(Records)
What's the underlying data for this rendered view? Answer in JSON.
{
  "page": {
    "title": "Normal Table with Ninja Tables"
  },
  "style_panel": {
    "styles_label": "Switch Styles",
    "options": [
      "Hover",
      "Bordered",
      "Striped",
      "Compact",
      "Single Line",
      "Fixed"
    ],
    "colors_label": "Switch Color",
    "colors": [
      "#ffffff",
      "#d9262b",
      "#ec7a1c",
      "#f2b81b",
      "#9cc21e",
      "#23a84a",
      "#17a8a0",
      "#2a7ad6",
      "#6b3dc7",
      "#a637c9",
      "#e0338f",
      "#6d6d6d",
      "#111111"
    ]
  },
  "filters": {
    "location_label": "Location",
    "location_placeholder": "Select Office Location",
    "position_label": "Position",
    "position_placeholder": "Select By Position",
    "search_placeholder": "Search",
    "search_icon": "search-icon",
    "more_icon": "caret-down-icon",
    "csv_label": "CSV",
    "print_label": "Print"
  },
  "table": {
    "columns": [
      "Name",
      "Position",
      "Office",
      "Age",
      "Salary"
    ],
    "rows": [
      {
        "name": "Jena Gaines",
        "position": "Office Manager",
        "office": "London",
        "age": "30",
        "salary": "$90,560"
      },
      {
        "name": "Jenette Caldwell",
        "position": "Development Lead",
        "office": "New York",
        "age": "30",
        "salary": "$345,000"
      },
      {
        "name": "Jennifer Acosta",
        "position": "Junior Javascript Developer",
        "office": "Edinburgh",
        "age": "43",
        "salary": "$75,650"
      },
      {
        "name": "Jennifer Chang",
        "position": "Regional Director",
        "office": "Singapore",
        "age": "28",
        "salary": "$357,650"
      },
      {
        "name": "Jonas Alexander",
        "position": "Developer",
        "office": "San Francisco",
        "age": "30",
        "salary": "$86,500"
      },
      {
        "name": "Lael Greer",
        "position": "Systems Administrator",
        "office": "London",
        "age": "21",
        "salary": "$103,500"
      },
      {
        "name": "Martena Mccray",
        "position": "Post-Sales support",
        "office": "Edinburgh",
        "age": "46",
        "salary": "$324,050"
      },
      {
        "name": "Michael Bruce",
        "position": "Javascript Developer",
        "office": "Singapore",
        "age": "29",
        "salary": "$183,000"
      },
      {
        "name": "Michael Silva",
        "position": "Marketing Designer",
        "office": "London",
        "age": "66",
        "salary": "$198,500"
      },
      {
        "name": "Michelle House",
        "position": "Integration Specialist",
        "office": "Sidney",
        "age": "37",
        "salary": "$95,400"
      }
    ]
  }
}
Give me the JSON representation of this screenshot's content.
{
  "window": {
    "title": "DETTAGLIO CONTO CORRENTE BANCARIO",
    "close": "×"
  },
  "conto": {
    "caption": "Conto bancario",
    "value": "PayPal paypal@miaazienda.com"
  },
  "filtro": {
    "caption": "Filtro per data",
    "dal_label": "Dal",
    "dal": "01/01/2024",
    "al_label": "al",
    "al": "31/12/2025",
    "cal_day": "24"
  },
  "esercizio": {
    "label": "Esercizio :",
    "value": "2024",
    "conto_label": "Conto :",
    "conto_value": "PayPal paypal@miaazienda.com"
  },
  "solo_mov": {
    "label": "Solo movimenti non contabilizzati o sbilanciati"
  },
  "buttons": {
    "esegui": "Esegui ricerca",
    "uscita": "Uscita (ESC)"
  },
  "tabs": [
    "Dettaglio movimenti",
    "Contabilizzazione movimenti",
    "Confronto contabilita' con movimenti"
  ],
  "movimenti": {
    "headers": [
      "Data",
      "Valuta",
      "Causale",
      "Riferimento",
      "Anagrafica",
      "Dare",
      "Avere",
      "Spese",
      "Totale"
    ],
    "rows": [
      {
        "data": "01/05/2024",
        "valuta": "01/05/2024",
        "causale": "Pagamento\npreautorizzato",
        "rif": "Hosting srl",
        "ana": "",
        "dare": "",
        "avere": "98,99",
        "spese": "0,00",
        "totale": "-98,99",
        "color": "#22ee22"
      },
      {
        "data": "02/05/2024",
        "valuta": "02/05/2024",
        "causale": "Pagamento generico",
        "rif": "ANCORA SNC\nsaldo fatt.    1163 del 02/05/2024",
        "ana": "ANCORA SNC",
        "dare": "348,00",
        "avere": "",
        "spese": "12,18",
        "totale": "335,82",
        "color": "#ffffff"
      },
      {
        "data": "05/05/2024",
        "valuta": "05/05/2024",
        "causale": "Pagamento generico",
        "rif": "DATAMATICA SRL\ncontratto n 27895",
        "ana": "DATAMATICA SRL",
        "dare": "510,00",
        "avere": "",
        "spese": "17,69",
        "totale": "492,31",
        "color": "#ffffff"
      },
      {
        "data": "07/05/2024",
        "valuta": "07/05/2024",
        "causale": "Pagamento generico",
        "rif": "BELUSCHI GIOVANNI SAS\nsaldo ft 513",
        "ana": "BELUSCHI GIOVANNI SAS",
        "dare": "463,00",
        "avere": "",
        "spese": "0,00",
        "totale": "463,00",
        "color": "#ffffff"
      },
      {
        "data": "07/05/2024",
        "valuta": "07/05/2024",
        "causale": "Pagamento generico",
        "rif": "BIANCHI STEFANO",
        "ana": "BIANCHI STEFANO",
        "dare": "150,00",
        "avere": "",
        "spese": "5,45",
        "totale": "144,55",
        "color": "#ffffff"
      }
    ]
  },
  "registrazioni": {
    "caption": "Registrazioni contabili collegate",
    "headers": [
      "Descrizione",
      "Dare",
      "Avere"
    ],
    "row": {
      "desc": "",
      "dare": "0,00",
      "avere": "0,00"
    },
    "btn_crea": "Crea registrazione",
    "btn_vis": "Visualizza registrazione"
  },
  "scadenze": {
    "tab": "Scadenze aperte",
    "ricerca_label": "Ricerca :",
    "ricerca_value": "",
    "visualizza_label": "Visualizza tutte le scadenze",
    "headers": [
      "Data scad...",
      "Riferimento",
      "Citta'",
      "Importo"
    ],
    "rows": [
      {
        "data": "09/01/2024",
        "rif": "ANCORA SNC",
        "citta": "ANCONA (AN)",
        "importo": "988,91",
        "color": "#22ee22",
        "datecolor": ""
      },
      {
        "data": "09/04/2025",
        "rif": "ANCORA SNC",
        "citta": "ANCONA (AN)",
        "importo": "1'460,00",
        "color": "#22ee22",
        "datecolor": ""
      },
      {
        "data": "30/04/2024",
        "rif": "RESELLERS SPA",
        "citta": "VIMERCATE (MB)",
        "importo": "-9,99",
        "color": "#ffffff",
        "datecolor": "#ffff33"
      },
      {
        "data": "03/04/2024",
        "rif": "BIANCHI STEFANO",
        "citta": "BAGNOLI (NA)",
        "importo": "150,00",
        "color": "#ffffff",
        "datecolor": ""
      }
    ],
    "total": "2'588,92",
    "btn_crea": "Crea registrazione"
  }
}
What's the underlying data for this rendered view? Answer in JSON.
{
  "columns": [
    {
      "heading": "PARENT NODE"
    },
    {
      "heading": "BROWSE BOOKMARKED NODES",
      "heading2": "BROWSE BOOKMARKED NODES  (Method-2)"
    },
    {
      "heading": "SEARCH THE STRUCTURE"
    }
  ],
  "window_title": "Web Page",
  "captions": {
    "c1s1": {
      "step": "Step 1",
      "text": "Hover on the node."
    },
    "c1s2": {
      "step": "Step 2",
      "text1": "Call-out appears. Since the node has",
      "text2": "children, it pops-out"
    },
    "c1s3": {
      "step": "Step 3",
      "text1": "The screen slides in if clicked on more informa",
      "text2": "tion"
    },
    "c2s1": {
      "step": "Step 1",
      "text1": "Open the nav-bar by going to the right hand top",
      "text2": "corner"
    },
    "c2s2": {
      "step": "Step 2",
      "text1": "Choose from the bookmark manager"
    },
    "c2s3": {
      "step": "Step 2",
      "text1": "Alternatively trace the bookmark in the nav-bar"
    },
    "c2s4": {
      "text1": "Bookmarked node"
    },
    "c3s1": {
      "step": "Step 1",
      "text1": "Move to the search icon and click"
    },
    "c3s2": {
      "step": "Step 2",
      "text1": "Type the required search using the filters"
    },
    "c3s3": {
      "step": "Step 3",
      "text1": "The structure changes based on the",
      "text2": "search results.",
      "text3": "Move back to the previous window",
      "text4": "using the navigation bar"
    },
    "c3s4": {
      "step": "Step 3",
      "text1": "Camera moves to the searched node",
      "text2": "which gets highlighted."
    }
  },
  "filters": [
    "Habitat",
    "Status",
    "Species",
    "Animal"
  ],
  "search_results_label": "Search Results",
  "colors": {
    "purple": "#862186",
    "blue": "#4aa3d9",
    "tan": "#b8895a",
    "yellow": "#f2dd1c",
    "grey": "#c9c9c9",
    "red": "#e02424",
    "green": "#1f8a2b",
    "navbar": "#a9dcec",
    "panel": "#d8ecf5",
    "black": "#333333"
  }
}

• _WRITTEN TASK_
Work out the count of lines containing the word "Crea", then write only that count.

• _SOLUTION FOR THIS PROBLEM_
2